- **Consigne 1**:
Répondez à ces questions sur l'article consacré aux eaux souterraines :
(a) Quel pourcentage du territoire habité du Québec dépend des eaux souterraines pour l'approvisionnement en eau potable ?
(b) Quel ministère a confié à Karine Lefebvre le mandat de réaliser l'étude ?
(c) Sous la direction de quel professeur cette étude a-t-elle été conduite ?

- **Texte fourni**:
En plus de servir à l’irrigation des terres agricoles, les eaux souterraines sont essentielles à l’équilibre de l’écosystème aquatique, alimentant le réseau des eaux de surface : rivières, lacs et zones humides. Image : Getty
Cet article est une gracieuseté de l’Université du Québec à Montréal.*
En raison de leur invisibilité, on a souvent tendance à oublier l’existence des eaux souterraines. Pourtant, ces réservoirs d’eau constituent une ressource essentielle dont la protection et la pérennité doivent être assurées. Au Québec, à l’exception des grandes agglomérations urbaines comme Montréal et Québec, 90 % du territoire habité, en grande majorité rural, dépend des eaux souterraines pour l’approvisionnement en eau potable. « En plus de servir à l’irrigation des terres agricoles, les eaux souterraines sont aussi essentielles à l’équilibre de l’écosystème aquatique, alimentant le réseau des eaux de surface – rivières, lacs, zones humides –, dont les poissons et autres espèces aquatiques dépendent », souligne Karine Lefebvre, coordonnatrice de la Chaire de recherche en hydrogéologie urbaine et postdoctorante au Centre de recherche sur la dynamique du système Terre (Geotop)**.
Dans le cadre de son postdoctorat, elle a mené une recherche intitulée Synthèse hydro-géochimique des régions couvertes par les projets d’acquisition de connaissances sur les eaux souterraines et développement d’un indice de résistance chimique des eaux souterraines du Québec***. Le ministère de l’Environnement et de la Lutte contre les changements climatiques (MELCC) lui a confié le mandat de réaliser cette étude, conduite sous la direction du professeur du Département des sciences de la Terre et de l’atmosphère Florent Barbecot, titulaire la Chaire de recherche en hydrologie urbaine. Diffusée sur le site web du MELCC, l’étude constitue une première par son échelle et sa méthodologie.

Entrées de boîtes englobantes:

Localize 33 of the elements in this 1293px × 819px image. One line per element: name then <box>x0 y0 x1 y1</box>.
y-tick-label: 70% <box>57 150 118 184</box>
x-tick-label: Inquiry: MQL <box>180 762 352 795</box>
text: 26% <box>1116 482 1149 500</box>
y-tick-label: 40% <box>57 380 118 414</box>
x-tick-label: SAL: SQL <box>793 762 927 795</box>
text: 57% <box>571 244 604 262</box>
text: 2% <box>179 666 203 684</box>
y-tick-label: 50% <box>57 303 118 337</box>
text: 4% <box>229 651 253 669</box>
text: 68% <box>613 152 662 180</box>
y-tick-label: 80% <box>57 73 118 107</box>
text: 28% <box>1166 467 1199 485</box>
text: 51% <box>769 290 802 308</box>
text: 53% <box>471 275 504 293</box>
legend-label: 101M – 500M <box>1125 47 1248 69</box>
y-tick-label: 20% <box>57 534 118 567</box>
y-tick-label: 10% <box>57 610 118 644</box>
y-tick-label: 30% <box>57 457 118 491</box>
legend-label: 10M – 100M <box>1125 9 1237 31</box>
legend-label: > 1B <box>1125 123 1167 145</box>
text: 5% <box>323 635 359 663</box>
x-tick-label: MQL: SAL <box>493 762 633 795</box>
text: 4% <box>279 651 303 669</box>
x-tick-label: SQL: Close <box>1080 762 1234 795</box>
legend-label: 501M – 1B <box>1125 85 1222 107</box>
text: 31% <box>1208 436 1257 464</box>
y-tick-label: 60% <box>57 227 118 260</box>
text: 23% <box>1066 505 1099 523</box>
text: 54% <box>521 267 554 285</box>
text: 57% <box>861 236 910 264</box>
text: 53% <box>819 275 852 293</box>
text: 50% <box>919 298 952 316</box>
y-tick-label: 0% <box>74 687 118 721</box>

- **Consigne 2**:
Recopiez à l'identique les enregistrements, depuis leur début jusqu'à la ligne contenant « y-tick-label: 40% <box>57 380 118 414</box> », celle-ci incluse.

- **Corrigé détaillé 1**:
(a) 90 % du territoire habité, à l'exception des grandes agglomérations urbaines comme Montréal et Québec.
(b) Le ministère de l'Environnement et de la Lutte contre les changements climatiques (MELCC).
(c) Florent Barbecot, professeur du Département des sciences de la Terre et de l'atmosphère.

- **Corrigé détaillé 2**:
Localize 33 of the elements in this 1293px × 819px image. One line per element: name then <box>x0 y0 x1 y1</box>.
y-tick-label: 70% <box>57 150 118 184</box>
x-tick-label: Inquiry: MQL <box>180 762 352 795</box>
text: 26% <box>1116 482 1149 500</box>
y-tick-label: 40% <box>57 380 118 414</box>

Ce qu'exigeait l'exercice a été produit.